» GIVEN REQUEST
Go through the material below and copy all lines with "Daily".

» TASK DATA
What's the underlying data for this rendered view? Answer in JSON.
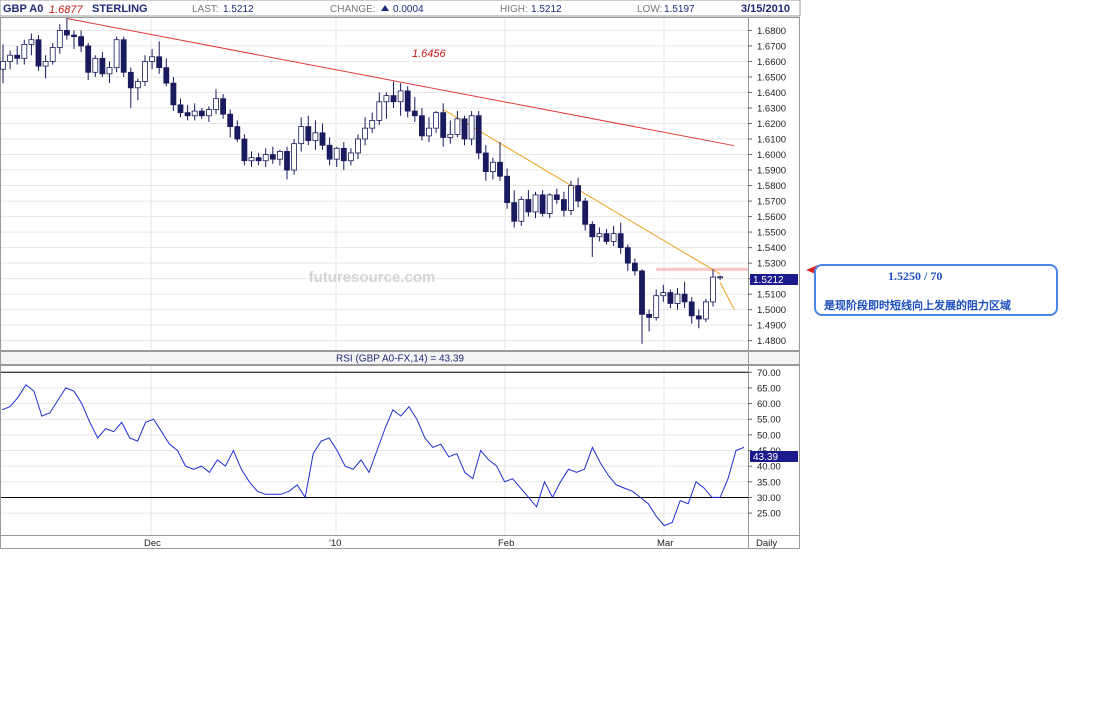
{
  "header": {
    "symbol": "GBP A0",
    "name": "STERLING",
    "last_label": "LAST:",
    "last_value": "1.5212",
    "change_label": "CHANGE:",
    "change_value": "0.0004",
    "high_label": "HIGH:",
    "high_value": "1.5212",
    "low_label": "LOW:",
    "low_value": "1.5197",
    "date": "3/15/2010"
  },
  "annotations": {
    "high_mark": "1.6877",
    "peak_mark": "1.6456",
    "last_price_tag": "1.5212",
    "watermark": "futuresource.com"
  },
  "callout": {
    "level": "1.5250 / 70",
    "note": "是现阶段即时短线向上发展的阻力区域"
  },
  "colors": {
    "bull_candle": "#ffffff",
    "bear_candle": "#1a1a5e",
    "red_trendline": "#e03a3a",
    "orange_trendline": "#f0a020",
    "rsi_line": "#1f2fd0",
    "resistance_zone": "#f4b0b0",
    "callout_border": "#4a86e8",
    "callout_text": "#1f4fbf"
  },
  "chart_data": [
    {
      "type": "candlestick",
      "series_name": "GBP A0 STERLING Daily",
      "x_tick_labels": [
        "Dec",
        "'10",
        "Feb",
        "Mar"
      ],
      "period_label": "Daily",
      "y_tick_labels": [
        "1.6800",
        "1.6700",
        "1.6600",
        "1.6500",
        "1.6400",
        "1.6300",
        "1.6200",
        "1.6100",
        "1.6000",
        "1.5900",
        "1.5800",
        "1.5700",
        "1.5600",
        "1.5500",
        "1.5400",
        "1.5300",
        "1.5200",
        "1.5100",
        "1.5000",
        "1.4900",
        "1.4800"
      ],
      "ylim": [
        1.474,
        1.688
      ],
      "candles": [
        [
          1.655,
          1.671,
          1.646,
          1.66
        ],
        [
          1.66,
          1.667,
          1.655,
          1.664
        ],
        [
          1.664,
          1.67,
          1.658,
          1.662
        ],
        [
          1.662,
          1.674,
          1.658,
          1.671
        ],
        [
          1.671,
          1.678,
          1.664,
          1.674
        ],
        [
          1.674,
          1.677,
          1.654,
          1.657
        ],
        [
          1.657,
          1.664,
          1.649,
          1.66
        ],
        [
          1.66,
          1.672,
          1.658,
          1.669
        ],
        [
          1.669,
          1.684,
          1.665,
          1.68
        ],
        [
          1.68,
          1.688,
          1.674,
          1.677
        ],
        [
          1.677,
          1.68,
          1.668,
          1.676
        ],
        [
          1.676,
          1.68,
          1.666,
          1.67
        ],
        [
          1.67,
          1.672,
          1.648,
          1.653
        ],
        [
          1.653,
          1.664,
          1.65,
          1.662
        ],
        [
          1.662,
          1.666,
          1.65,
          1.652
        ],
        [
          1.652,
          1.66,
          1.646,
          1.656
        ],
        [
          1.656,
          1.676,
          1.653,
          1.674
        ],
        [
          1.674,
          1.676,
          1.65,
          1.653
        ],
        [
          1.653,
          1.656,
          1.63,
          1.643
        ],
        [
          1.643,
          1.649,
          1.635,
          1.647
        ],
        [
          1.647,
          1.664,
          1.644,
          1.66
        ],
        [
          1.66,
          1.668,
          1.655,
          1.663
        ],
        [
          1.663,
          1.673,
          1.652,
          1.656
        ],
        [
          1.656,
          1.662,
          1.644,
          1.646
        ],
        [
          1.646,
          1.65,
          1.628,
          1.632
        ],
        [
          1.632,
          1.636,
          1.624,
          1.627
        ],
        [
          1.627,
          1.632,
          1.622,
          1.625
        ],
        [
          1.625,
          1.633,
          1.622,
          1.628
        ],
        [
          1.628,
          1.63,
          1.623,
          1.625
        ],
        [
          1.625,
          1.631,
          1.621,
          1.629
        ],
        [
          1.629,
          1.642,
          1.626,
          1.636
        ],
        [
          1.636,
          1.639,
          1.623,
          1.626
        ],
        [
          1.626,
          1.629,
          1.611,
          1.618
        ],
        [
          1.618,
          1.622,
          1.608,
          1.61
        ],
        [
          1.61,
          1.613,
          1.593,
          1.596
        ],
        [
          1.596,
          1.602,
          1.592,
          1.598
        ],
        [
          1.598,
          1.601,
          1.593,
          1.596
        ],
        [
          1.596,
          1.604,
          1.592,
          1.6
        ],
        [
          1.6,
          1.605,
          1.594,
          1.597
        ],
        [
          1.597,
          1.603,
          1.593,
          1.602
        ],
        [
          1.602,
          1.605,
          1.584,
          1.59
        ],
        [
          1.59,
          1.61,
          1.587,
          1.607
        ],
        [
          1.607,
          1.624,
          1.602,
          1.618
        ],
        [
          1.618,
          1.625,
          1.606,
          1.609
        ],
        [
          1.609,
          1.622,
          1.603,
          1.614
        ],
        [
          1.614,
          1.62,
          1.603,
          1.606
        ],
        [
          1.606,
          1.611,
          1.593,
          1.597
        ],
        [
          1.597,
          1.605,
          1.592,
          1.604
        ],
        [
          1.604,
          1.608,
          1.59,
          1.596
        ],
        [
          1.596,
          1.604,
          1.593,
          1.601
        ],
        [
          1.601,
          1.613,
          1.597,
          1.61
        ],
        [
          1.61,
          1.624,
          1.606,
          1.617
        ],
        [
          1.617,
          1.627,
          1.614,
          1.622
        ],
        [
          1.622,
          1.64,
          1.619,
          1.634
        ],
        [
          1.634,
          1.64,
          1.623,
          1.638
        ],
        [
          1.638,
          1.647,
          1.63,
          1.634
        ],
        [
          1.634,
          1.646,
          1.625,
          1.641
        ],
        [
          1.641,
          1.644,
          1.624,
          1.628
        ],
        [
          1.628,
          1.637,
          1.621,
          1.625
        ],
        [
          1.625,
          1.63,
          1.609,
          1.612
        ],
        [
          1.612,
          1.624,
          1.608,
          1.617
        ],
        [
          1.617,
          1.628,
          1.614,
          1.627
        ],
        [
          1.627,
          1.633,
          1.605,
          1.611
        ],
        [
          1.611,
          1.622,
          1.607,
          1.613
        ],
        [
          1.613,
          1.628,
          1.611,
          1.623
        ],
        [
          1.623,
          1.625,
          1.606,
          1.61
        ],
        [
          1.61,
          1.628,
          1.606,
          1.625
        ],
        [
          1.625,
          1.628,
          1.597,
          1.601
        ],
        [
          1.601,
          1.606,
          1.583,
          1.589
        ],
        [
          1.589,
          1.598,
          1.584,
          1.595
        ],
        [
          1.595,
          1.608,
          1.583,
          1.586
        ],
        [
          1.586,
          1.591,
          1.565,
          1.569
        ],
        [
          1.569,
          1.577,
          1.553,
          1.557
        ],
        [
          1.557,
          1.573,
          1.554,
          1.571
        ],
        [
          1.571,
          1.577,
          1.56,
          1.563
        ],
        [
          1.563,
          1.576,
          1.559,
          1.574
        ],
        [
          1.574,
          1.577,
          1.56,
          1.562
        ],
        [
          1.562,
          1.575,
          1.559,
          1.574
        ],
        [
          1.574,
          1.578,
          1.568,
          1.571
        ],
        [
          1.571,
          1.576,
          1.56,
          1.564
        ],
        [
          1.564,
          1.583,
          1.561,
          1.58
        ],
        [
          1.58,
          1.585,
          1.566,
          1.57
        ],
        [
          1.57,
          1.572,
          1.551,
          1.555
        ],
        [
          1.555,
          1.557,
          1.534,
          1.547
        ],
        [
          1.547,
          1.553,
          1.544,
          1.549
        ],
        [
          1.549,
          1.552,
          1.542,
          1.544
        ],
        [
          1.544,
          1.554,
          1.541,
          1.549
        ],
        [
          1.549,
          1.556,
          1.536,
          1.54
        ],
        [
          1.54,
          1.542,
          1.525,
          1.53
        ],
        [
          1.53,
          1.533,
          1.522,
          1.525
        ],
        [
          1.525,
          1.526,
          1.478,
          1.497
        ],
        [
          1.497,
          1.5,
          1.486,
          1.495
        ],
        [
          1.495,
          1.513,
          1.493,
          1.509
        ],
        [
          1.509,
          1.516,
          1.505,
          1.511
        ],
        [
          1.511,
          1.513,
          1.501,
          1.504
        ],
        [
          1.504,
          1.514,
          1.5,
          1.51
        ],
        [
          1.51,
          1.518,
          1.501,
          1.505
        ],
        [
          1.505,
          1.508,
          1.491,
          1.496
        ],
        [
          1.496,
          1.5,
          1.488,
          1.494
        ],
        [
          1.494,
          1.507,
          1.492,
          1.505
        ],
        [
          1.505,
          1.526,
          1.502,
          1.521
        ],
        [
          1.521,
          1.522,
          1.519,
          1.5212
        ]
      ],
      "trendlines": [
        {
          "color": "red",
          "from": {
            "bar": 9,
            "price": 1.6877
          },
          "to": {
            "bar": 103,
            "price": 1.6057
          }
        },
        {
          "color": "orange",
          "from": {
            "bar": 62,
            "price": 1.629
          },
          "to": {
            "bar": 101,
            "price": 1.523
          }
        },
        {
          "color": "orange",
          "from": {
            "bar": 101,
            "price": 1.5175
          },
          "to": {
            "bar": 103,
            "price": 1.5
          }
        }
      ],
      "resistance_zone": [
        1.525,
        1.527
      ]
    },
    {
      "type": "line",
      "title": "RSI (GBP A0-FX,14) = 43.39",
      "y_tick_labels": [
        "70.00",
        "65.00",
        "60.00",
        "55.00",
        "50.00",
        "45.00",
        "40.00",
        "35.00",
        "30.00",
        "25.00"
      ],
      "ylim": [
        18,
        72
      ],
      "reference_lines": [
        70,
        30
      ],
      "current_value": "43.39",
      "values": [
        58,
        59,
        62,
        66,
        64,
        56,
        57,
        61,
        65,
        64,
        60,
        54,
        49,
        52,
        51,
        54,
        49,
        48,
        54,
        55,
        51,
        47,
        45,
        40,
        39,
        40,
        38,
        42,
        40,
        45,
        39,
        35,
        32,
        31,
        31,
        31,
        32,
        34,
        30,
        44,
        48,
        49,
        45,
        40,
        39,
        42,
        38,
        45,
        52,
        58,
        56,
        59,
        55,
        49,
        46,
        47,
        43,
        44,
        38,
        36,
        45,
        42,
        40,
        35,
        36,
        33,
        30,
        27,
        35,
        30,
        35,
        39,
        38,
        39,
        46,
        41,
        37,
        34,
        33,
        32,
        30,
        28,
        24,
        21,
        22,
        29,
        28,
        35,
        33,
        30,
        30,
        36,
        45,
        46
      ]
    }
  ]
}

» THE ANSWER
      "series_name": "GBP A0 STERLING Daily",
      "period_label": "Daily",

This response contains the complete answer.